Check each line of the records for "JSON"; collect those that have it.

* * *

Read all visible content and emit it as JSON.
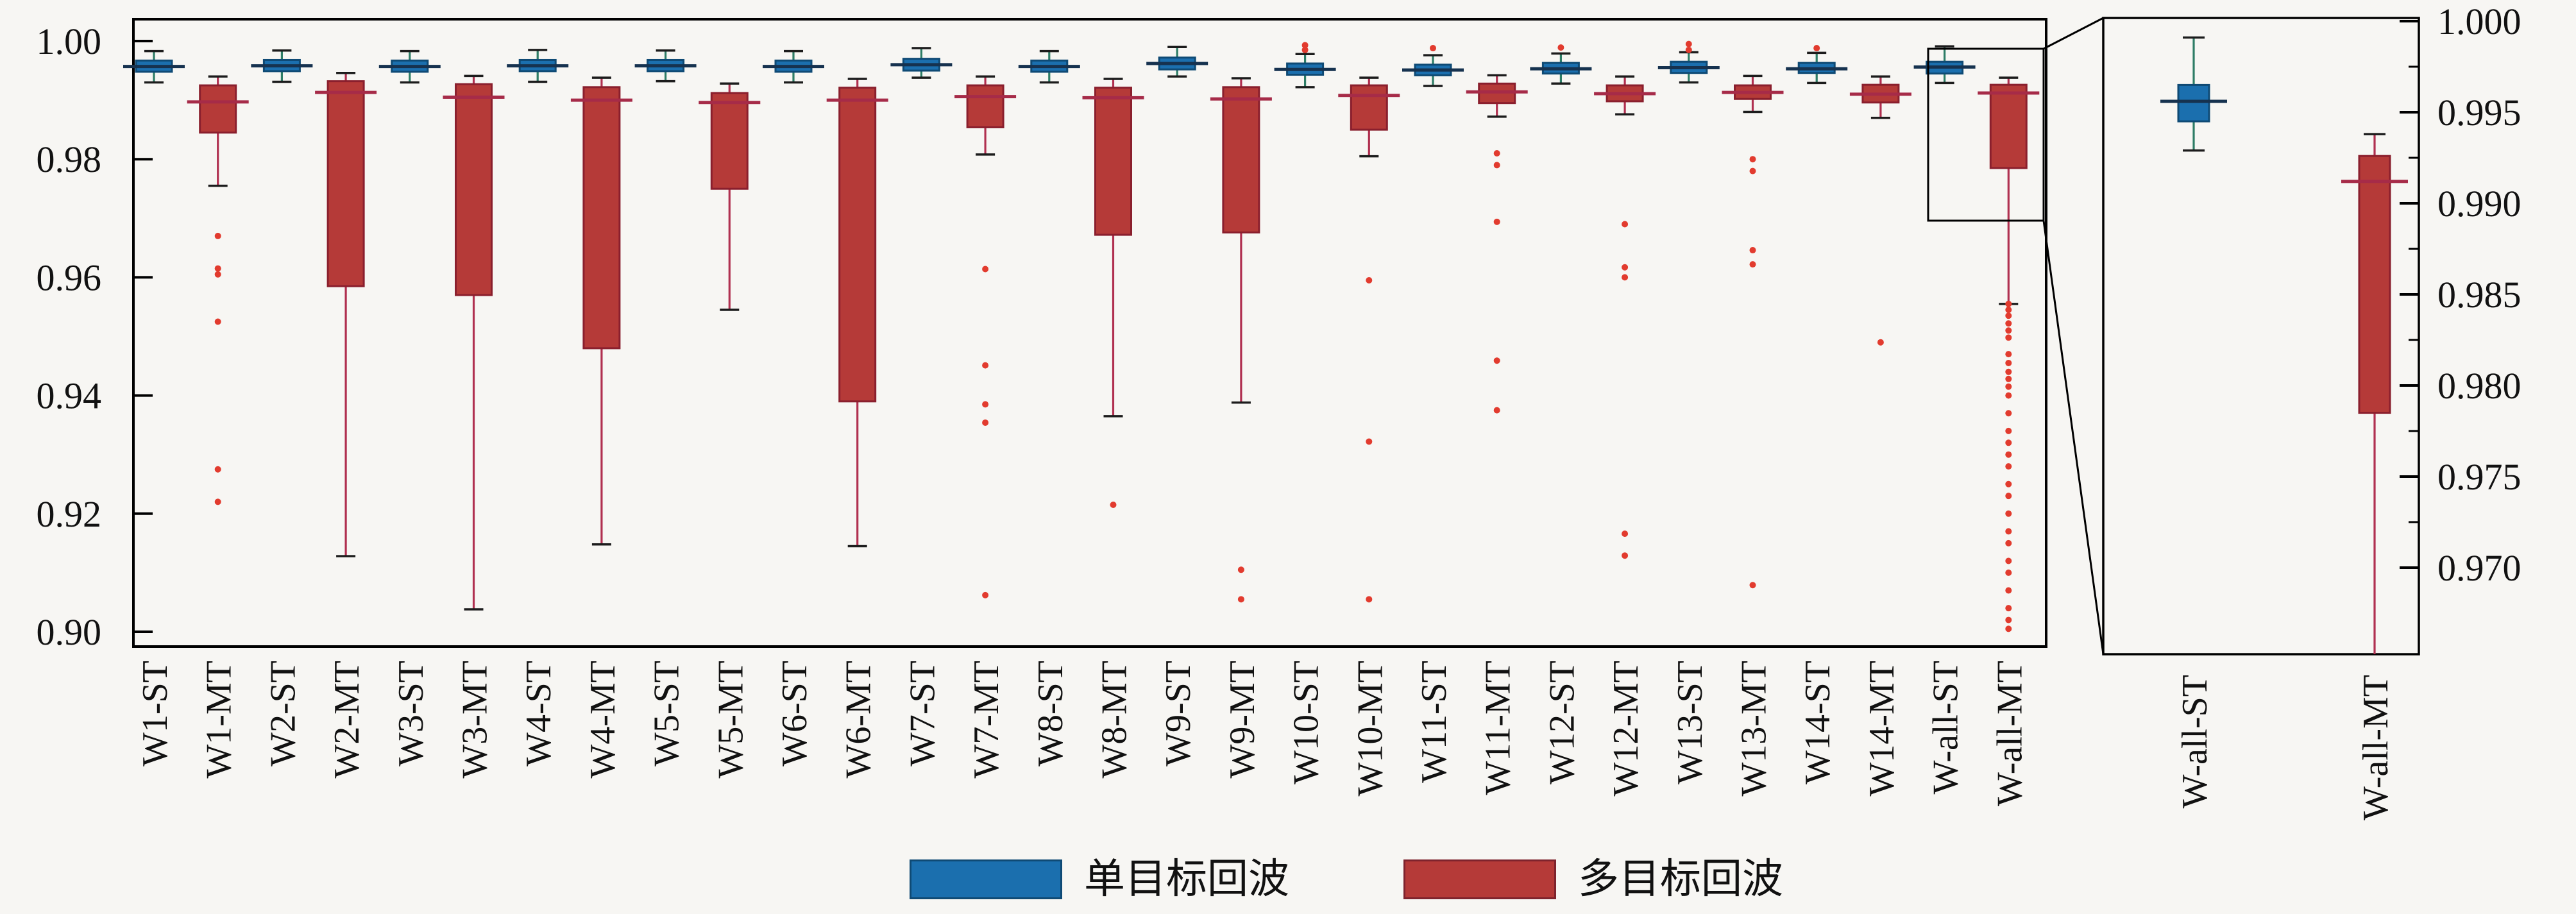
{
  "figure": {
    "background": "#f7f6f3",
    "frame_color": "#000000",
    "text_color": "#111111"
  },
  "legend": {
    "items": [
      {
        "id": "single-target",
        "label": "单目标回波",
        "fill": "#1b6fae",
        "edge": "#0f4a74"
      },
      {
        "id": "multi-target",
        "label": "多目标回波",
        "fill": "#b53a38",
        "edge": "#7e232d"
      }
    ]
  },
  "chart_data": {
    "type": "boxplot",
    "title": "",
    "xlabel": "",
    "ylabel": "",
    "grid": false,
    "legend_position": "bottom-center",
    "series_styles": {
      "ST": {
        "fill": "#1b6fae",
        "edge": "#0f4a74",
        "median": "#16324f",
        "whisker": "#2e7d66",
        "cap": "#1c1c1c",
        "flier": "#e23b2e"
      },
      "MT": {
        "fill": "#b53a38",
        "edge": "#8a1f2d",
        "median": "#a62b48",
        "whisker": "#b03050",
        "cap": "#1c1c1c",
        "flier": "#e23b2e"
      }
    },
    "main_axis": {
      "ylim": [
        0.8975,
        1.0037
      ],
      "yticks": [
        1.0,
        0.98,
        0.96,
        0.94,
        0.92,
        0.9
      ],
      "ytick_labels": [
        "1.00",
        "0.98",
        "0.96",
        "0.94",
        "0.92",
        "0.90"
      ],
      "categories": [
        "W1-ST",
        "W1-MT",
        "W2-ST",
        "W2-MT",
        "W3-ST",
        "W3-MT",
        "W4-ST",
        "W4-MT",
        "W5-ST",
        "W5-MT",
        "W6-ST",
        "W6-MT",
        "W7-ST",
        "W7-MT",
        "W8-ST",
        "W8-MT",
        "W9-ST",
        "W9-MT",
        "W10-ST",
        "W10-MT",
        "W11-ST",
        "W11-MT",
        "W12-ST",
        "W12-MT",
        "W13-ST",
        "W13-MT",
        "W14-ST",
        "W14-MT",
        "W-all-ST",
        "W-all-MT"
      ]
    },
    "boxes": [
      {
        "label": "W1-ST",
        "group": "ST",
        "whislo": 0.993,
        "q1": 0.9948,
        "med": 0.9957,
        "q3": 0.9967,
        "whishi": 0.9983,
        "fliers": []
      },
      {
        "label": "W1-MT",
        "group": "MT",
        "whislo": 0.9755,
        "q1": 0.9845,
        "med": 0.9897,
        "q3": 0.9925,
        "whishi": 0.994,
        "fliers": [
          0.967,
          0.9615,
          0.9605,
          0.9525,
          0.9275,
          0.922
        ]
      },
      {
        "label": "W2-ST",
        "group": "ST",
        "whislo": 0.9931,
        "q1": 0.9949,
        "med": 0.9958,
        "q3": 0.9968,
        "whishi": 0.9984,
        "fliers": []
      },
      {
        "label": "W2-MT",
        "group": "MT",
        "whislo": 0.9128,
        "q1": 0.9585,
        "med": 0.9913,
        "q3": 0.9932,
        "whishi": 0.9946,
        "fliers": []
      },
      {
        "label": "W3-ST",
        "group": "ST",
        "whislo": 0.993,
        "q1": 0.9948,
        "med": 0.9957,
        "q3": 0.9967,
        "whishi": 0.9983,
        "fliers": []
      },
      {
        "label": "W3-MT",
        "group": "MT",
        "whislo": 0.9038,
        "q1": 0.957,
        "med": 0.9905,
        "q3": 0.9927,
        "whishi": 0.9941,
        "fliers": []
      },
      {
        "label": "W4-ST",
        "group": "ST",
        "whislo": 0.9931,
        "q1": 0.9949,
        "med": 0.9958,
        "q3": 0.9968,
        "whishi": 0.9985,
        "fliers": []
      },
      {
        "label": "W4-MT",
        "group": "MT",
        "whislo": 0.9148,
        "q1": 0.948,
        "med": 0.99,
        "q3": 0.9922,
        "whishi": 0.9938,
        "fliers": []
      },
      {
        "label": "W5-ST",
        "group": "ST",
        "whislo": 0.9932,
        "q1": 0.9949,
        "med": 0.9958,
        "q3": 0.9968,
        "whishi": 0.9984,
        "fliers": []
      },
      {
        "label": "W5-MT",
        "group": "MT",
        "whislo": 0.9545,
        "q1": 0.975,
        "med": 0.9896,
        "q3": 0.9912,
        "whishi": 0.9928,
        "fliers": []
      },
      {
        "label": "W6-ST",
        "group": "ST",
        "whislo": 0.993,
        "q1": 0.9948,
        "med": 0.9957,
        "q3": 0.9967,
        "whishi": 0.9983,
        "fliers": []
      },
      {
        "label": "W6-MT",
        "group": "MT",
        "whislo": 0.9145,
        "q1": 0.939,
        "med": 0.99,
        "q3": 0.9921,
        "whishi": 0.9936,
        "fliers": []
      },
      {
        "label": "W7-ST",
        "group": "ST",
        "whislo": 0.9938,
        "q1": 0.995,
        "med": 0.996,
        "q3": 0.997,
        "whishi": 0.9988,
        "fliers": []
      },
      {
        "label": "W7-MT",
        "group": "MT",
        "whislo": 0.9808,
        "q1": 0.9854,
        "med": 0.9906,
        "q3": 0.9925,
        "whishi": 0.994,
        "fliers": [
          0.9614,
          0.9451,
          0.9385,
          0.9354,
          0.9062
        ]
      },
      {
        "label": "W8-ST",
        "group": "ST",
        "whislo": 0.993,
        "q1": 0.9948,
        "med": 0.9957,
        "q3": 0.9967,
        "whishi": 0.9983,
        "fliers": []
      },
      {
        "label": "W8-MT",
        "group": "MT",
        "whislo": 0.9365,
        "q1": 0.9672,
        "med": 0.9904,
        "q3": 0.9921,
        "whishi": 0.9936,
        "fliers": [
          0.9215
        ]
      },
      {
        "label": "W9-ST",
        "group": "ST",
        "whislo": 0.994,
        "q1": 0.9952,
        "med": 0.9962,
        "q3": 0.9972,
        "whishi": 0.999,
        "fliers": []
      },
      {
        "label": "W9-MT",
        "group": "MT",
        "whislo": 0.9388,
        "q1": 0.9676,
        "med": 0.9902,
        "q3": 0.9922,
        "whishi": 0.9937,
        "fliers": [
          0.9105,
          0.9055
        ]
      },
      {
        "label": "W10-ST",
        "group": "ST",
        "whislo": 0.9922,
        "q1": 0.9943,
        "med": 0.9952,
        "q3": 0.9962,
        "whishi": 0.9978,
        "fliers": [
          0.9985,
          0.9993
        ]
      },
      {
        "label": "W10-MT",
        "group": "MT",
        "whislo": 0.9805,
        "q1": 0.985,
        "med": 0.9908,
        "q3": 0.9925,
        "whishi": 0.9938,
        "fliers": [
          0.9595,
          0.9322,
          0.9055
        ]
      },
      {
        "label": "W11-ST",
        "group": "ST",
        "whislo": 0.9924,
        "q1": 0.9942,
        "med": 0.9951,
        "q3": 0.996,
        "whishi": 0.9976,
        "fliers": [
          0.9988
        ]
      },
      {
        "label": "W11-MT",
        "group": "MT",
        "whislo": 0.9872,
        "q1": 0.9895,
        "med": 0.9914,
        "q3": 0.9928,
        "whishi": 0.9942,
        "fliers": [
          0.981,
          0.979,
          0.9694,
          0.9459,
          0.9375
        ]
      },
      {
        "label": "W12-ST",
        "group": "ST",
        "whislo": 0.9928,
        "q1": 0.9945,
        "med": 0.9953,
        "q3": 0.9963,
        "whishi": 0.9979,
        "fliers": [
          0.9989
        ]
      },
      {
        "label": "W12-MT",
        "group": "MT",
        "whislo": 0.9876,
        "q1": 0.9898,
        "med": 0.9911,
        "q3": 0.9925,
        "whishi": 0.994,
        "fliers": [
          0.969,
          0.9617,
          0.96,
          0.9166,
          0.9129
        ]
      },
      {
        "label": "W13-ST",
        "group": "ST",
        "whislo": 0.993,
        "q1": 0.9946,
        "med": 0.9955,
        "q3": 0.9965,
        "whishi": 0.9981,
        "fliers": [
          0.9985,
          0.9995
        ]
      },
      {
        "label": "W13-MT",
        "group": "MT",
        "whislo": 0.988,
        "q1": 0.9902,
        "med": 0.9913,
        "q3": 0.9925,
        "whishi": 0.9941,
        "fliers": [
          0.98,
          0.978,
          0.9646,
          0.9622,
          0.9079
        ]
      },
      {
        "label": "W14-ST",
        "group": "ST",
        "whislo": 0.9929,
        "q1": 0.9946,
        "med": 0.9953,
        "q3": 0.9963,
        "whishi": 0.998,
        "fliers": [
          0.9988
        ]
      },
      {
        "label": "W14-MT",
        "group": "MT",
        "whislo": 0.987,
        "q1": 0.9896,
        "med": 0.991,
        "q3": 0.9926,
        "whishi": 0.994,
        "fliers": [
          0.949
        ]
      },
      {
        "label": "W-all-ST",
        "group": "ST",
        "whislo": 0.9929,
        "q1": 0.9945,
        "med": 0.9956,
        "q3": 0.9965,
        "whishi": 0.9991,
        "fliers": []
      },
      {
        "label": "W-all-MT",
        "group": "MT",
        "whislo": 0.9555,
        "q1": 0.9785,
        "med": 0.9912,
        "q3": 0.9926,
        "whishi": 0.9938,
        "fliers": [
          0.9555,
          0.9545,
          0.9535,
          0.9522,
          0.951,
          0.9498,
          0.947,
          0.9455,
          0.944,
          0.9428,
          0.9415,
          0.94,
          0.937,
          0.934,
          0.932,
          0.93,
          0.928,
          0.925,
          0.923,
          0.92,
          0.917,
          0.915,
          0.912,
          0.91,
          0.907,
          0.904,
          0.902,
          0.9005
        ]
      }
    ],
    "inset_axis": {
      "ylim": [
        0.96525,
        1.0002
      ],
      "yticks": [
        1.0,
        0.995,
        0.99,
        0.985,
        0.98,
        0.975,
        0.97
      ],
      "ytick_labels": [
        "1.000",
        "0.995",
        "0.990",
        "0.985",
        "0.980",
        "0.975",
        "0.970"
      ],
      "categories": [
        "W-all-ST",
        "W-all-MT"
      ],
      "zoom_indicator": true
    },
    "inset_boxes": [
      {
        "label": "W-all-ST",
        "group": "ST",
        "whislo": 0.9929,
        "q1": 0.9945,
        "med": 0.9956,
        "q3": 0.9965,
        "whishi": 0.9991,
        "fliers": []
      },
      {
        "label": "W-all-MT",
        "group": "MT",
        "whislo": 0.9555,
        "q1": 0.9785,
        "med": 0.9912,
        "q3": 0.9926,
        "whishi": 0.9938,
        "fliers": []
      }
    ]
  }
}
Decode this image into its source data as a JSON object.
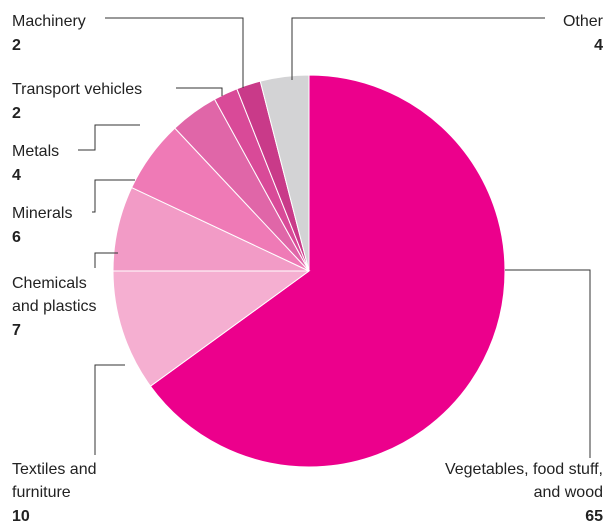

* * *

FULL OUTPUT:
Read all visible content and emit it as JSON.
Decode this image into its source data as a JSON object.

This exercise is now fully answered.